EXERCISE.
Every entry here needs to be repeated exactly.

▶

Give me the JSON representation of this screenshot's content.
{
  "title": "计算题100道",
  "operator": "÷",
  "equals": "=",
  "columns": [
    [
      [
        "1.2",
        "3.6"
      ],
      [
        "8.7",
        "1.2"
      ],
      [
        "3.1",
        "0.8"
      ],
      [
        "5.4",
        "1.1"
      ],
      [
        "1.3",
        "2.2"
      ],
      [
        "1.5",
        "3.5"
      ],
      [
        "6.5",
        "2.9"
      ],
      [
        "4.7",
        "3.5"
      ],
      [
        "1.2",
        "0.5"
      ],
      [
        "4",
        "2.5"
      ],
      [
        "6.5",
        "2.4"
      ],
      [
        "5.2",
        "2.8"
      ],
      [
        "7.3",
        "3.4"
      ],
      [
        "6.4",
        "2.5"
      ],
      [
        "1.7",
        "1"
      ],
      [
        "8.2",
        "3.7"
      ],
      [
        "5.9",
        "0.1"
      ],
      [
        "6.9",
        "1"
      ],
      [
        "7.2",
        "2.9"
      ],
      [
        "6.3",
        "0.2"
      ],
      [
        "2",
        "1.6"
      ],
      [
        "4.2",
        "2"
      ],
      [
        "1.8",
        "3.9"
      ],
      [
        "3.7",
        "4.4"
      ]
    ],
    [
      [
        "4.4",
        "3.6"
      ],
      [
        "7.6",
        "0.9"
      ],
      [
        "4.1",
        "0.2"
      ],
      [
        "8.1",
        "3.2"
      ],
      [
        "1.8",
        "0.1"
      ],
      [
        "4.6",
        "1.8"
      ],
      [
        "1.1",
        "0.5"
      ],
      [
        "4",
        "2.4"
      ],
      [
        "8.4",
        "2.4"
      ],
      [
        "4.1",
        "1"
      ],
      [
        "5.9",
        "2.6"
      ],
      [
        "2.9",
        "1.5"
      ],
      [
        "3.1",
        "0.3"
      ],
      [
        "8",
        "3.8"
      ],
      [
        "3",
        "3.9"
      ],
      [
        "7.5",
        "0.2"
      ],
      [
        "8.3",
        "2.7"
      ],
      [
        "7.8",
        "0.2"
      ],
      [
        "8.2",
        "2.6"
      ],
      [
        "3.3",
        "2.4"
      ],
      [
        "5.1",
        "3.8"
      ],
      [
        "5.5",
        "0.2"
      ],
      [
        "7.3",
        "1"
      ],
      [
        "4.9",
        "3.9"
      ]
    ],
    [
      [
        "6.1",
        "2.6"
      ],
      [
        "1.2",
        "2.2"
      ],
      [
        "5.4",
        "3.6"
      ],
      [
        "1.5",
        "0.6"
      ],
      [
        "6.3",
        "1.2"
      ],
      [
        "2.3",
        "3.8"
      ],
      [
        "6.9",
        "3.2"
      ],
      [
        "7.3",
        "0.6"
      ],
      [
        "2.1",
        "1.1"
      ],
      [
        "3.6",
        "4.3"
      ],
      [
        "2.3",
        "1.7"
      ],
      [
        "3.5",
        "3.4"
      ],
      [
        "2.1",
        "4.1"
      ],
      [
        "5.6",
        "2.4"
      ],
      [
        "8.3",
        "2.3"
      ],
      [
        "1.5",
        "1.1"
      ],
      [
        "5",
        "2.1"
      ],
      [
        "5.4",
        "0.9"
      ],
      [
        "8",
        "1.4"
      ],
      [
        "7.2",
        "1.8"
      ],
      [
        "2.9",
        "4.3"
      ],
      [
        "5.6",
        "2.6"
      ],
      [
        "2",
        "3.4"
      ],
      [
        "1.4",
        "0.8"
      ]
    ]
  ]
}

◀

RESPONSE TO THE EXERCISE.
Give me the JSON representation of this screenshot's content.
{
  "title": "计算题100道",
  "operator": "÷",
  "equals": "=",
  "columns": [
    [
      [
        "1.2",
        "3.6"
      ],
      [
        "8.7",
        "1.2"
      ],
      [
        "3.1",
        "0.8"
      ],
      [
        "5.4",
        "1.1"
      ],
      [
        "1.3",
        "2.2"
      ],
      [
        "1.5",
        "3.5"
      ],
      [
        "6.5",
        "2.9"
      ],
      [
        "4.7",
        "3.5"
      ],
      [
        "1.2",
        "0.5"
      ],
      [
        "4",
        "2.5"
      ],
      [
        "6.5",
        "2.4"
      ],
      [
        "5.2",
        "2.8"
      ],
      [
        "7.3",
        "3.4"
      ],
      [
        "6.4",
        "2.5"
      ],
      [
        "1.7",
        "1"
      ],
      [
        "8.2",
        "3.7"
      ],
      [
        "5.9",
        "0.1"
      ],
      [
        "6.9",
        "1"
      ],
      [
        "7.2",
        "2.9"
      ],
      [
        "6.3",
        "0.2"
      ],
      [
        "2",
        "1.6"
      ],
      [
        "4.2",
        "2"
      ],
      [
        "1.8",
        "3.9"
      ],
      [
        "3.7",
        "4.4"
      ]
    ],
    [
      [
        "4.4",
        "3.6"
      ],
      [
        "7.6",
        "0.9"
      ],
      [
        "4.1",
        "0.2"
      ],
      [
        "8.1",
        "3.2"
      ],
      [
        "1.8",
        "0.1"
      ],
      [
        "4.6",
        "1.8"
      ],
      [
        "1.1",
        "0.5"
      ],
      [
        "4",
        "2.4"
      ],
      [
        "8.4",
        "2.4"
      ],
      [
        "4.1",
        "1"
      ],
      [
        "5.9",
        "2.6"
      ],
      [
        "2.9",
        "1.5"
      ],
      [
        "3.1",
        "0.3"
      ],
      [
        "8",
        "3.8"
      ],
      [
        "3",
        "3.9"
      ],
      [
        "7.5",
        "0.2"
      ],
      [
        "8.3",
        "2.7"
      ],
      [
        "7.8",
        "0.2"
      ],
      [
        "8.2",
        "2.6"
      ],
      [
        "3.3",
        "2.4"
      ],
      [
        "5.1",
        "3.8"
      ],
      [
        "5.5",
        "0.2"
      ],
      [
        "7.3",
        "1"
      ],
      [
        "4.9",
        "3.9"
      ]
    ],
    [
      [
        "6.1",
        "2.6"
      ],
      [
        "1.2",
        "2.2"
      ],
      [
        "5.4",
        "3.6"
      ],
      [
        "1.5",
        "0.6"
      ],
      [
        "6.3",
        "1.2"
      ],
      [
        "2.3",
        "3.8"
      ],
      [
        "6.9",
        "3.2"
      ],
      [
        "7.3",
        "0.6"
      ],
      [
        "2.1",
        "1.1"
      ],
      [
        "3.6",
        "4.3"
      ],
      [
        "2.3",
        "1.7"
      ],
      [
        "3.5",
        "3.4"
      ],
      [
        "2.1",
        "4.1"
      ],
      [
        "5.6",
        "2.4"
      ],
      [
        "8.3",
        "2.3"
      ],
      [
        "1.5",
        "1.1"
      ],
      [
        "5",
        "2.1"
      ],
      [
        "5.4",
        "0.9"
      ],
      [
        "8",
        "1.4"
      ],
      [
        "7.2",
        "1.8"
      ],
      [
        "2.9",
        "4.3"
      ],
      [
        "5.6",
        "2.6"
      ],
      [
        "2",
        "3.4"
      ],
      [
        "1.4",
        "0.8"
      ]
    ]
  ]
}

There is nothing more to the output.